● Passage:
○ ○ ○ ○ ○ ○ ○
I thank the committee for providing us the opportunity of presenting our report. Dr. Manning has outlined the remit of the commission and I will explain the reasons we have been concerned and the nature of the legal advice we have given to the Government on this most important of human rights issues.
Before doing so, however, it is important that we put this issue in context by stating plainly what the term "extraordinary rendition" actually means. It is an American term used to describe what is essentially the forcible kidnapping of an individual by the agents of a state and the transfer of that person to a secret prison in another state where he or she can be tortured or subjected to inhuman or degrading treatment or punishment without recourse to the courts, lawyers or any of the mechanisms set up to protect the human rights of an individual. It is a practice designed to circumvent and set at naught the human rights principles and practices that have developed over decades to protect the rights of those under investigation or in detention. Detainees subjected to extraordinary rendition have described having their clothes cut off, being subjected to an extensive and invasive body search, being forced to wear a nappy, being hooded, shackled, drugged and strapped to a mattress or floor in an uncomfortable position, with no knowledge of their fate or destination. This treatment alone, which continues throughout the transit, clearly falls within the definition of inhuman and degrading treatment. It does not include the torture or ill-treatment which inevitably faces the detainee in the third country. The prohibition on torture and ill-treatment generally is, of course, an absolute obligation on states and does not permit of any derogation.
○ ○ ○ ○ ○ ○ ○
● Short problem 1: List each form of treatment that detainees subjected to extraordinary rendition have described, according to the statement on extraordinary rendition.
● Short problem 2: According to the statement on extraordinary rendition, who outlined the remit of the commission?
● Short problem 3: Continue the statement on extraordinary rendition from its final sentence.

● Excerpted data:
○ ○ ○ ○ ○ ○ ○
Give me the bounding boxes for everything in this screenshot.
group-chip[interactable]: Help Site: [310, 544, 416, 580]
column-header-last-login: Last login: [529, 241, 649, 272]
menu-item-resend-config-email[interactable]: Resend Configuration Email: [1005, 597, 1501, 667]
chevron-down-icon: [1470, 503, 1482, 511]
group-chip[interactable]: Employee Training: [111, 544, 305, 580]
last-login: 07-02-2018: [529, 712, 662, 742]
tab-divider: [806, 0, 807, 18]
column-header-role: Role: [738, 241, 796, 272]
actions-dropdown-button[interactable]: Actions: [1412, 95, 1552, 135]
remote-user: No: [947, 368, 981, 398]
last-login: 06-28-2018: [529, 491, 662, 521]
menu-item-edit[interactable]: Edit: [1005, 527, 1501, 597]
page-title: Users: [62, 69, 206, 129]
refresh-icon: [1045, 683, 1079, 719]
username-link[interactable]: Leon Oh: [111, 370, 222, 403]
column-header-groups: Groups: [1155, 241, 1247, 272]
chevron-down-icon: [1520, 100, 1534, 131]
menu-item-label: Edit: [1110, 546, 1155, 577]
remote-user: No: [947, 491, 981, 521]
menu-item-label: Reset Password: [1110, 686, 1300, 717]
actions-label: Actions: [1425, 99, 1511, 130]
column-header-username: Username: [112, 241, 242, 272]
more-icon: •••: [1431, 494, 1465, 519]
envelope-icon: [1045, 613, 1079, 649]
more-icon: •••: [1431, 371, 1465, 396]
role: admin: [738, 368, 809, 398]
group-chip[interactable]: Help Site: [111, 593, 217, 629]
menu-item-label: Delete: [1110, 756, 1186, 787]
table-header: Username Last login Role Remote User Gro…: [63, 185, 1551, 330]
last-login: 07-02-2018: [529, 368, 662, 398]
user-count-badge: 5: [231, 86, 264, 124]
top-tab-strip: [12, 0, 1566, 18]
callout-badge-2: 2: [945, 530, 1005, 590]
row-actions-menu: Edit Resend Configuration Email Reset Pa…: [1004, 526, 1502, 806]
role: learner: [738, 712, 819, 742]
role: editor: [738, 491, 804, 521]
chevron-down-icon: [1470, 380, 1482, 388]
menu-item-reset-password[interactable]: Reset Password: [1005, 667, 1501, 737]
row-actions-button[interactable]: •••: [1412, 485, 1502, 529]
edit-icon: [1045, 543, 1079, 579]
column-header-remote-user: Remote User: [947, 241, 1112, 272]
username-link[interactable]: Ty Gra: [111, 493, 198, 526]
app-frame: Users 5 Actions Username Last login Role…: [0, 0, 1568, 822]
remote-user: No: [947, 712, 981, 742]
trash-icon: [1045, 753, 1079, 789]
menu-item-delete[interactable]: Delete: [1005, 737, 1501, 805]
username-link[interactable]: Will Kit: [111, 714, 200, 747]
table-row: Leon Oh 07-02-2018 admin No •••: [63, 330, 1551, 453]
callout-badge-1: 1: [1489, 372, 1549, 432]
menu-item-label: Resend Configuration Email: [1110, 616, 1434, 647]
○ ○ ○ ○ ○ ○ ○
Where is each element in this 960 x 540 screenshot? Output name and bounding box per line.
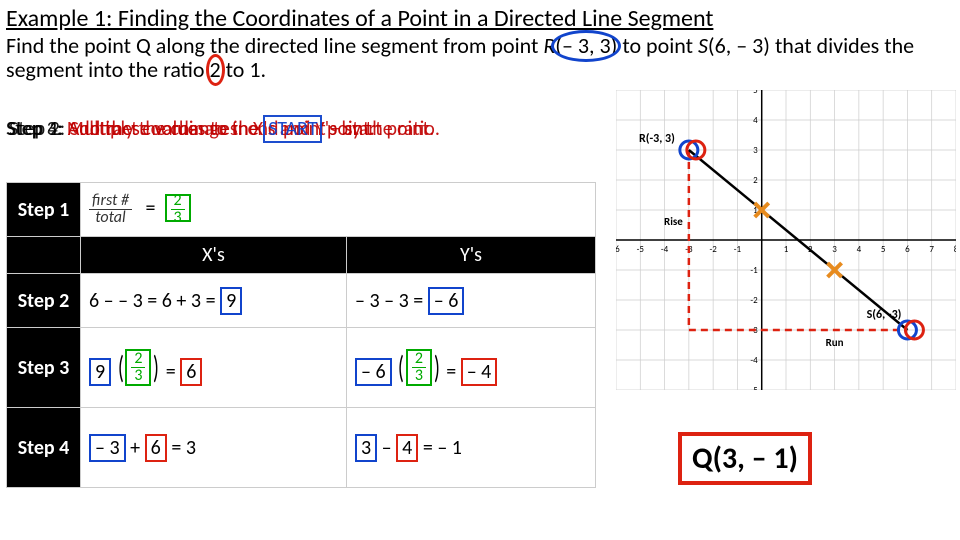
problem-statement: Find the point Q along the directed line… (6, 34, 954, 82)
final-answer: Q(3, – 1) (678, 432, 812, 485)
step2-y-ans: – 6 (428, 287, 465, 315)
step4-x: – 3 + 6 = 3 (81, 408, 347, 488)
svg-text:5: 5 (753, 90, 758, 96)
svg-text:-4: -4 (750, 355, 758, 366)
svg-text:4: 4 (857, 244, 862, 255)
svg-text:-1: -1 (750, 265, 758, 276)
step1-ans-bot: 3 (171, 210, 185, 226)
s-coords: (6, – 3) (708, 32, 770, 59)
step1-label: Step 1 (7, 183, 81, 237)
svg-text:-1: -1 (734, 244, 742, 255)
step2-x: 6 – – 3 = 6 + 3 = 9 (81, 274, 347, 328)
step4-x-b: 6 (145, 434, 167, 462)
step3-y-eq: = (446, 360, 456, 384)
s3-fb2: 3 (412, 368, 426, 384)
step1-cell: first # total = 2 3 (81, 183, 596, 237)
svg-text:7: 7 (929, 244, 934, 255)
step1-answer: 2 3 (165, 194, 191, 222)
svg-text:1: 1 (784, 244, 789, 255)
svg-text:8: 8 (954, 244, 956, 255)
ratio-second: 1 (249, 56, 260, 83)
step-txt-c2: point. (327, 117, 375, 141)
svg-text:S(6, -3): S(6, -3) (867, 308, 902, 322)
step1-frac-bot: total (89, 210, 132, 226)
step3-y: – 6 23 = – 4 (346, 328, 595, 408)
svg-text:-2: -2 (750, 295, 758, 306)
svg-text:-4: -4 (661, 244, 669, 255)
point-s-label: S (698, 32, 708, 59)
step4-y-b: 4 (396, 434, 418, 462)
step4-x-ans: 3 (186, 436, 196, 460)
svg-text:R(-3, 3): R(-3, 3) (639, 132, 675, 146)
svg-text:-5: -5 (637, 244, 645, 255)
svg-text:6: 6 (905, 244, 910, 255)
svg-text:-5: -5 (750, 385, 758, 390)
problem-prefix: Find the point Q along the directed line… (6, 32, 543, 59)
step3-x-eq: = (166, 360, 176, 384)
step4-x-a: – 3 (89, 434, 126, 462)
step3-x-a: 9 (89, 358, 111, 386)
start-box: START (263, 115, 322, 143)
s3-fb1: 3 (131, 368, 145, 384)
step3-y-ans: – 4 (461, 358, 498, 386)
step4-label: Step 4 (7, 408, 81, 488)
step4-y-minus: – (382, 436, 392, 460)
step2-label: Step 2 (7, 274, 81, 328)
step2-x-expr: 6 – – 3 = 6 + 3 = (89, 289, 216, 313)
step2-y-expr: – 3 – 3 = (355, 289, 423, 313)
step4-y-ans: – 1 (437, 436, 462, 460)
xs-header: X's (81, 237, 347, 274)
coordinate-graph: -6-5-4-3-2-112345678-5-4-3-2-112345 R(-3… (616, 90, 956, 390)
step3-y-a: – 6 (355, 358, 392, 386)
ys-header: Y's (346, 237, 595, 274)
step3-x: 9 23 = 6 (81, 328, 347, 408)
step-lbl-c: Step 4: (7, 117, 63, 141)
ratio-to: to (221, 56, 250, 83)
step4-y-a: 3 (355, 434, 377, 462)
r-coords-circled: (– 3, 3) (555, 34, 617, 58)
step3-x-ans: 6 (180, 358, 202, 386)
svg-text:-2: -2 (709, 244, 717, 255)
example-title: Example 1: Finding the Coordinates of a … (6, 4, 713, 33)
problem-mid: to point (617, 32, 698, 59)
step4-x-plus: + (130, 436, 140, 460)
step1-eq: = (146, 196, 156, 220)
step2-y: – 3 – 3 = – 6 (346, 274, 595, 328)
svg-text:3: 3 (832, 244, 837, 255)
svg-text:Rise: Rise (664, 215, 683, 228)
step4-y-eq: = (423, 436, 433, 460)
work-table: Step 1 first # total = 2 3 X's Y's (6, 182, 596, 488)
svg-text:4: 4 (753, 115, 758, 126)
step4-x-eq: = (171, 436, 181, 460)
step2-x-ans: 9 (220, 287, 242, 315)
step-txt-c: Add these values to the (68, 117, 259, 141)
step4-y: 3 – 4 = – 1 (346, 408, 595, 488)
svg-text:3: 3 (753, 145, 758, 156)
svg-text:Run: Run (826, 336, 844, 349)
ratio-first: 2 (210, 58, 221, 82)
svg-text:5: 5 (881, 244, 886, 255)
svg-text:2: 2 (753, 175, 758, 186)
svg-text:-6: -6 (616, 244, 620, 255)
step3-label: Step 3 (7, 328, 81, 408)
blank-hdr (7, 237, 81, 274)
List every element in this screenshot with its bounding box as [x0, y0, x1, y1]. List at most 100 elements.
○ ○ ○ ○ ○ ○ ○
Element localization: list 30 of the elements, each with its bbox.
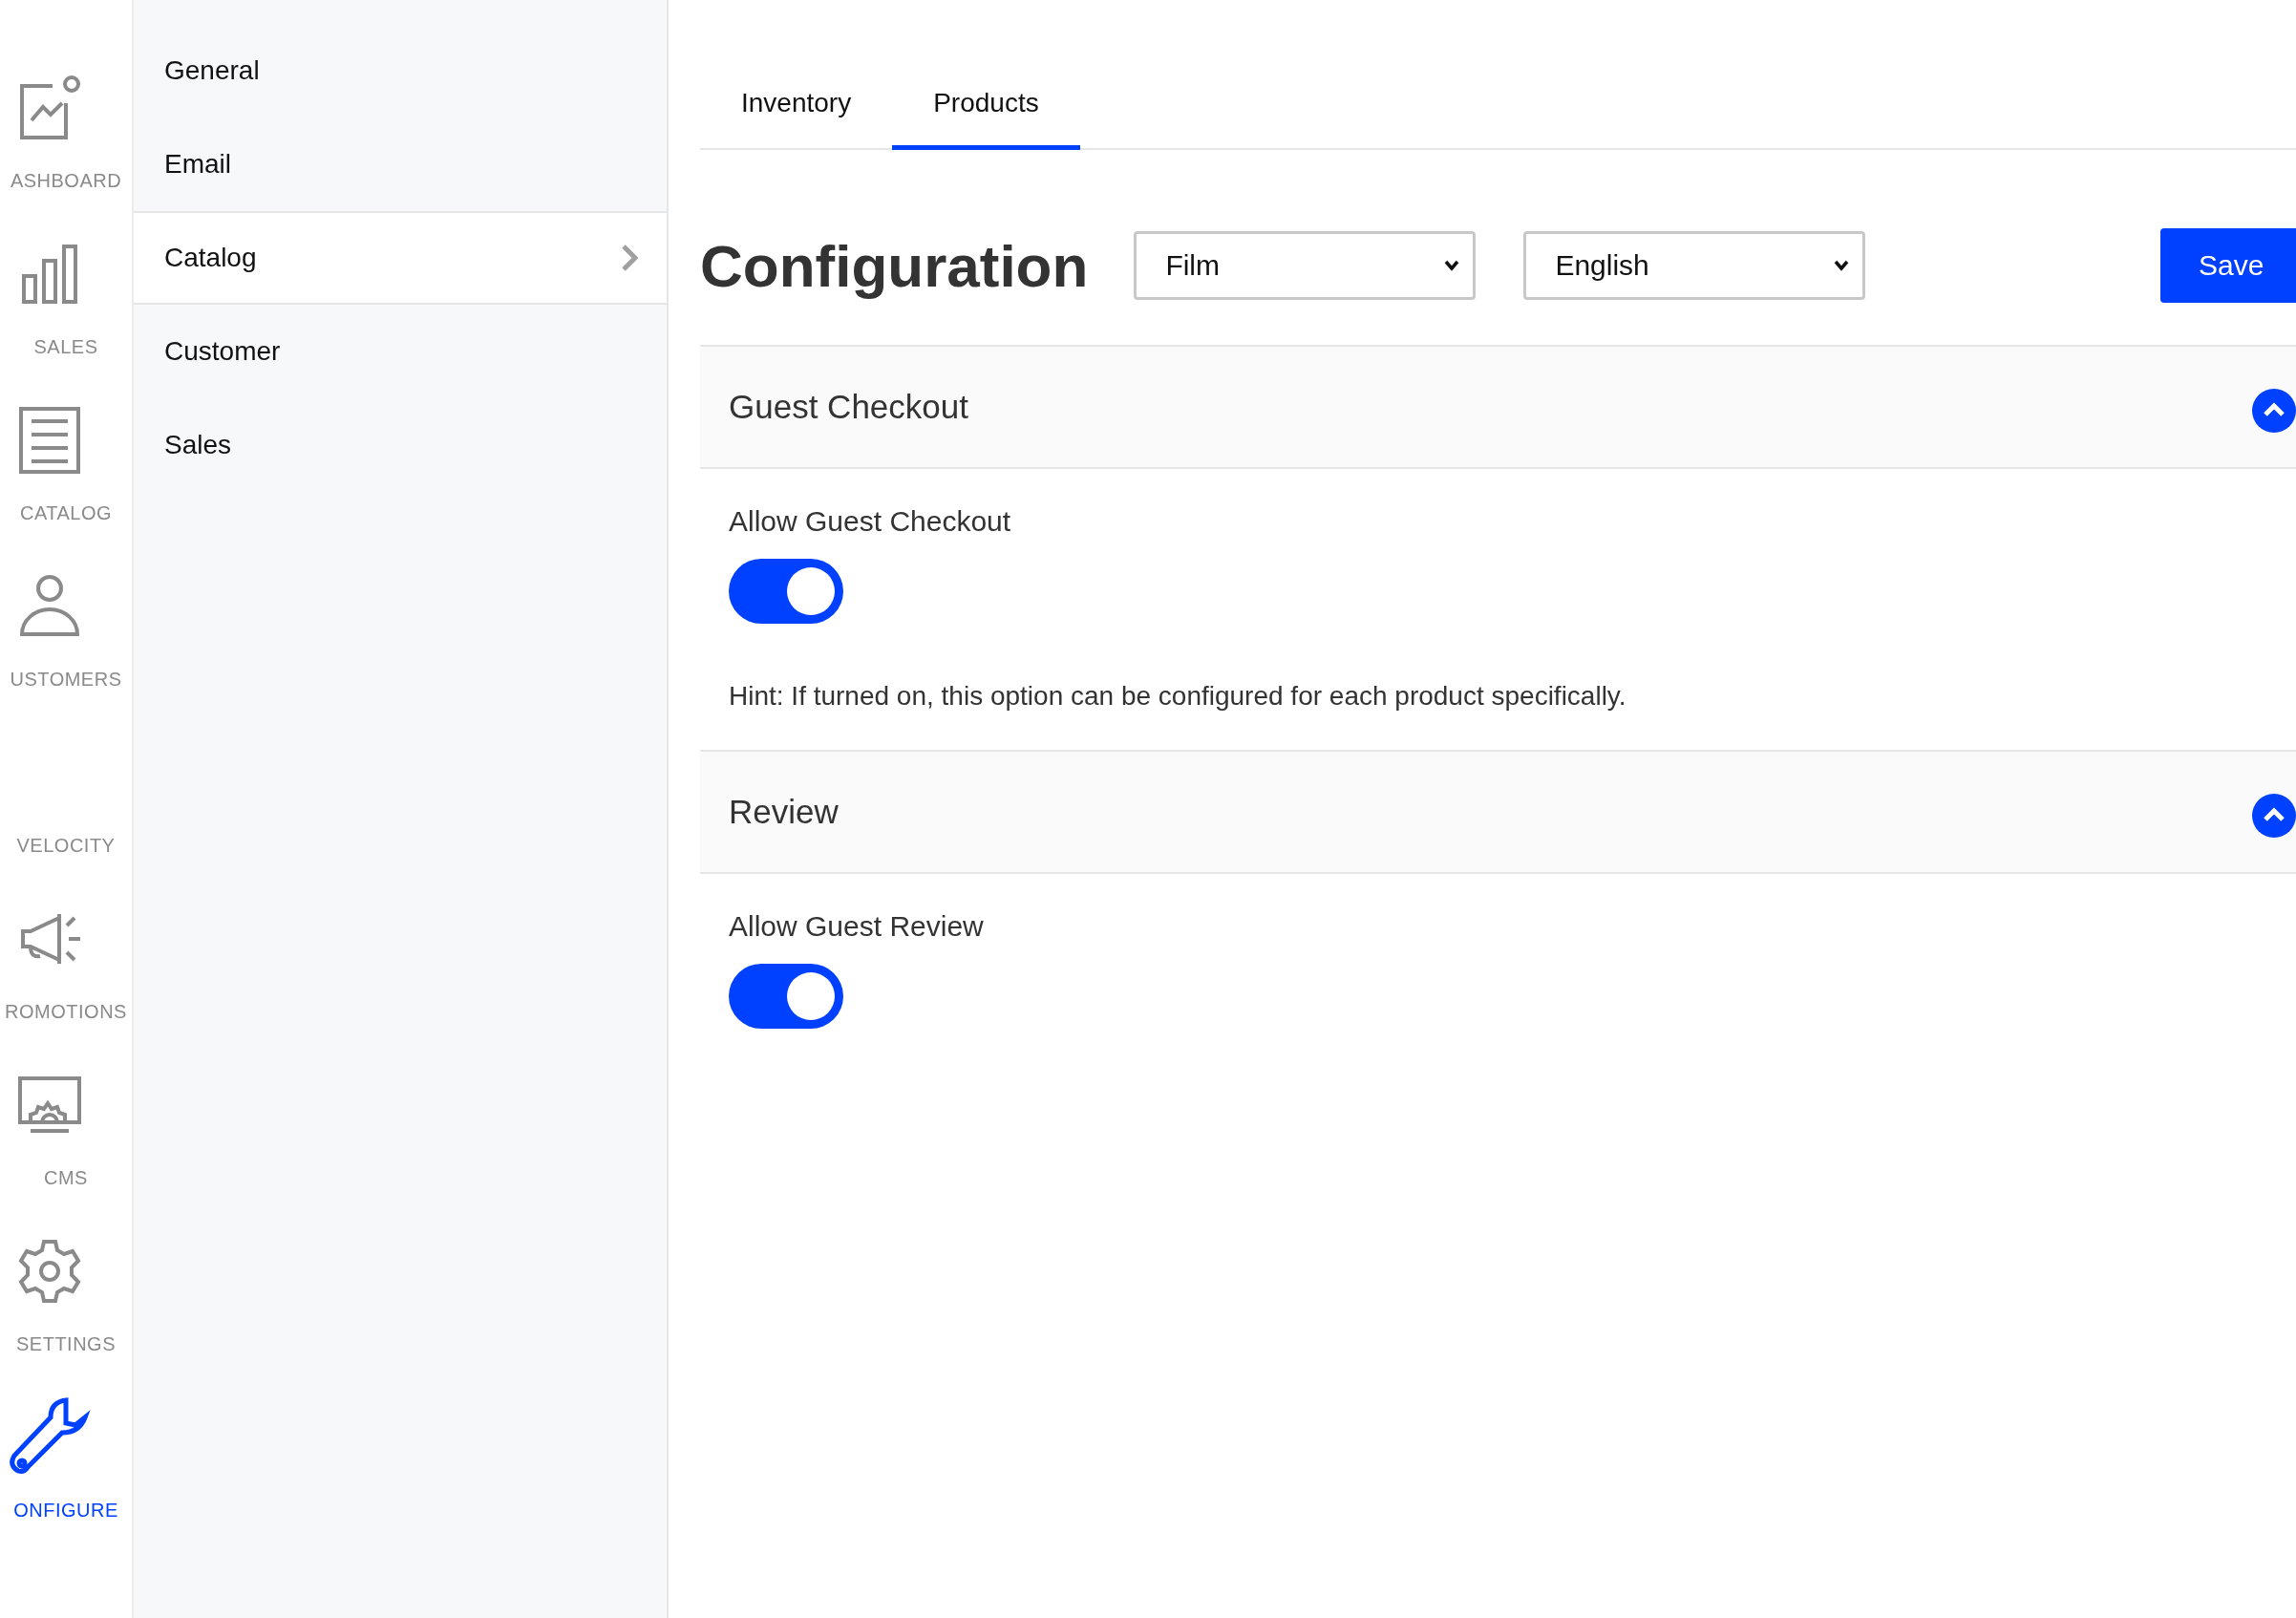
○ ○ ○ ○ ○ ○ ○
● Task result 1:
- Having their clothes cut off
- Being subjected to an extensive and invasive body search
- Being forced to wear a nappy
- Being hooded
- Being shackled
- Being drugged
- Being strapped to a mattress or floor in an uncomfortable position

● Task result 2: Dr. Manning outlined the remit of the commission.

● Task result 3:
The commission's advice to Government on this issue dates back to 21 December 2005 when we sent our initial letter to Government outlining our legal concerns that the State may be in breach of its human rights obligations by failing to investigate claims that Shannon Airport might be used by CIA aeroplanes involved in the practice of extraordinary rendition. As the Chairman indicated earlier, such claims had been raised in the Irish media and in other quarters for some time. Amnesty International had reported on the 5 December 2005 that six aeroplanes used by the CIA for extraordinary renditions had made 800 flights in and out of European airspace, which included 50 landings at Shannon. The issue had at that stage also been raised in the Oireachtas, where parliamentary questions had been put to then Minister for Foreign Affairs, Deputy Dermot Ahern, about the matter. The commission was also aware of international investigations taking place at a broader level regarding extraordinary rendition by the CIA of detainees to secret detention facilities in Europe and beyond. This included in particular the investigations being conducted at that time by a committee of the Parliamentary Assembly of the Council of Europe led by Senator Dick Marty and the inquiry being conducted by the Secretary General of the Council of Europe, Mr. Terry Davis, pursuant to Article 52 of the European Convention on Human Rights, ECHR.
The primary focus of the commission at that stage was on the preventive aspect of the guarantee against torture or inhuman or degrading treatment or punishment enshrined in the United Nations Convention against Torture and also implicit in Article 3 of the ECHR and Article 7 of the International Covenant on Civil and Political Rights. The State is party to all of these conventions. Based in particular on the case law of the European Court of Human Rights, the commission took the view that the State should conduct an official investigation where an arguable claim is raised that a breach of Article 3 of the ECHR is being committed by third parties, which includes agents of a foreign state, within the jurisdiction of the State. The principle of non- refoulement embedded in Article 3 of the ECHR inevitably requires that such an investigation also take place where the State’s territory is being used to facilitate the transportation of any person to a place where there is a risk of ill-treatment in violation of Article 3.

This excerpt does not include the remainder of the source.